-- START OF Given records --

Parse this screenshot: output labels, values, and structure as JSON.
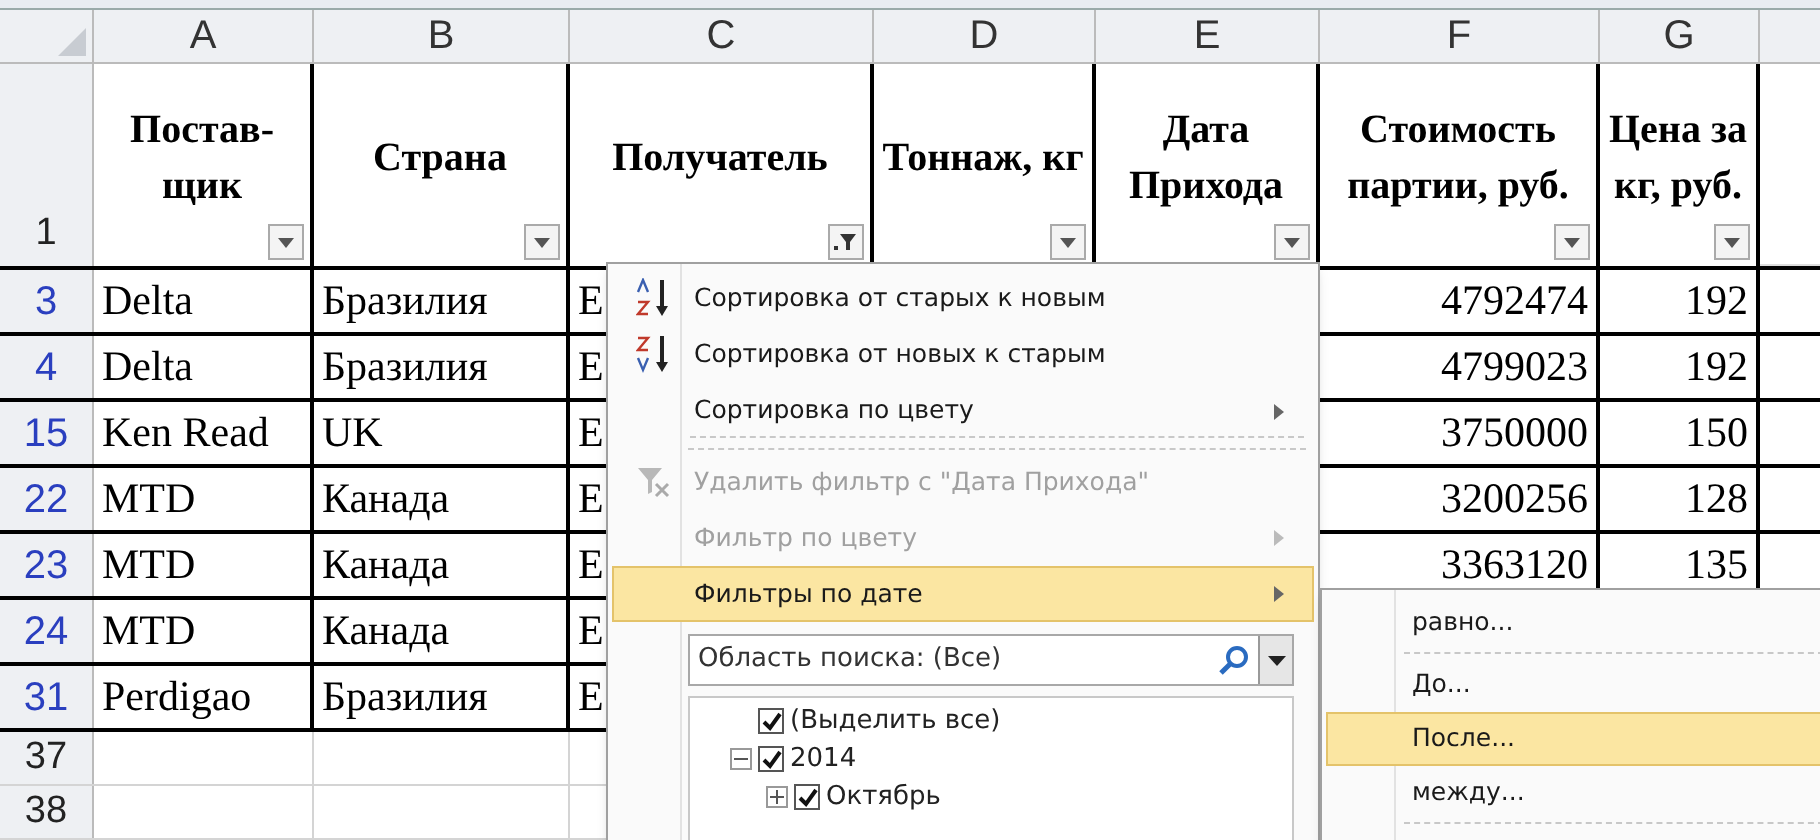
{
  "columns": [
    {
      "letter": "A",
      "heading": "Постав-щик",
      "filtered": false
    },
    {
      "letter": "B",
      "heading": "Страна",
      "filtered": false
    },
    {
      "letter": "C",
      "heading": "Получатель",
      "filtered": true
    },
    {
      "letter": "D",
      "heading": "Тоннаж, кг",
      "filtered": false
    },
    {
      "letter": "E",
      "heading": "Дата Прихода",
      "filtered": false
    },
    {
      "letter": "F",
      "heading": "Стоимость партии, руб.",
      "filtered": false
    },
    {
      "letter": "G",
      "heading": "Цена за кг, руб.",
      "filtered": false
    }
  ],
  "header_row_number": "1",
  "rows": [
    {
      "number": "3",
      "filtered": true,
      "a": "Delta",
      "b": "Бразилия",
      "c": "E",
      "f": "4792474",
      "g": "192"
    },
    {
      "number": "4",
      "filtered": true,
      "a": "Delta",
      "b": "Бразилия",
      "c": "E",
      "f": "4799023",
      "g": "192"
    },
    {
      "number": "15",
      "filtered": true,
      "a": "Ken Read",
      "b": "UK",
      "c": "E",
      "f": "3750000",
      "g": "150"
    },
    {
      "number": "22",
      "filtered": true,
      "a": "MTD",
      "b": "Канада",
      "c": "E",
      "f": "3200256",
      "g": "128"
    },
    {
      "number": "23",
      "filtered": true,
      "a": "MTD",
      "b": "Канада",
      "c": "E",
      "f": "3363120",
      "g": "135"
    },
    {
      "number": "24",
      "filtered": true,
      "a": "MTD",
      "b": "Канада",
      "c": "E"
    },
    {
      "number": "31",
      "filtered": true,
      "a": "Perdigao",
      "b": "Бразилия",
      "c": "E"
    },
    {
      "number": "37",
      "filtered": false
    },
    {
      "number": "38",
      "filtered": false
    }
  ],
  "filter_menu": {
    "items": [
      {
        "label": "Сортировка от старых к новым",
        "kind": "sort-asc",
        "disabled": false,
        "submenu": false,
        "selected": false,
        "separator_after": false
      },
      {
        "label": "Сортировка от новых к старым",
        "kind": "sort-desc",
        "disabled": false,
        "submenu": false,
        "selected": false,
        "separator_after": false
      },
      {
        "label": "Сортировка по цвету",
        "disabled": false,
        "submenu": true,
        "selected": false,
        "separator_after": true
      },
      {
        "label": "Удалить фильтр с \"Дата Прихода\"",
        "kind": "clear-filter",
        "disabled": true,
        "submenu": false,
        "selected": false,
        "separator_after": false
      },
      {
        "label": "Фильтр по цвету",
        "disabled": true,
        "submenu": true,
        "selected": false,
        "separator_after": false
      },
      {
        "label": "Фильтры по дате",
        "disabled": false,
        "submenu": true,
        "selected": true,
        "separator_after": false
      }
    ],
    "search": {
      "placeholder": "Область поиска: (Все)"
    },
    "tree": [
      {
        "label": "(Выделить все)",
        "checked": true
      },
      {
        "label": "2014",
        "checked": true,
        "expanded": true,
        "children": [
          {
            "label": "Октябрь",
            "checked": true,
            "expanded": false
          }
        ]
      }
    ]
  },
  "date_submenu": {
    "items": [
      {
        "label": "равно...",
        "selected": false,
        "separator_after": true
      },
      {
        "label": "До...",
        "selected": false,
        "separator_after": false
      },
      {
        "label": "После...",
        "selected": true,
        "separator_after": false
      },
      {
        "label": "между...",
        "selected": false,
        "separator_after": true
      }
    ]
  }
}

-- END OF Given records --

▶ **What is needed**: Identify each line in the records above containing the word "heading"; copy those lines.

▶ **Correct answer**:
      "heading": "Постав-щик",
      "heading": "Страна",
      "heading": "Получатель",
      "heading": "Тоннаж, кг",
      "heading": "Дата Прихода",
      "heading": "Стоимость партии, руб.",
      "heading": "Цена за кг, руб.",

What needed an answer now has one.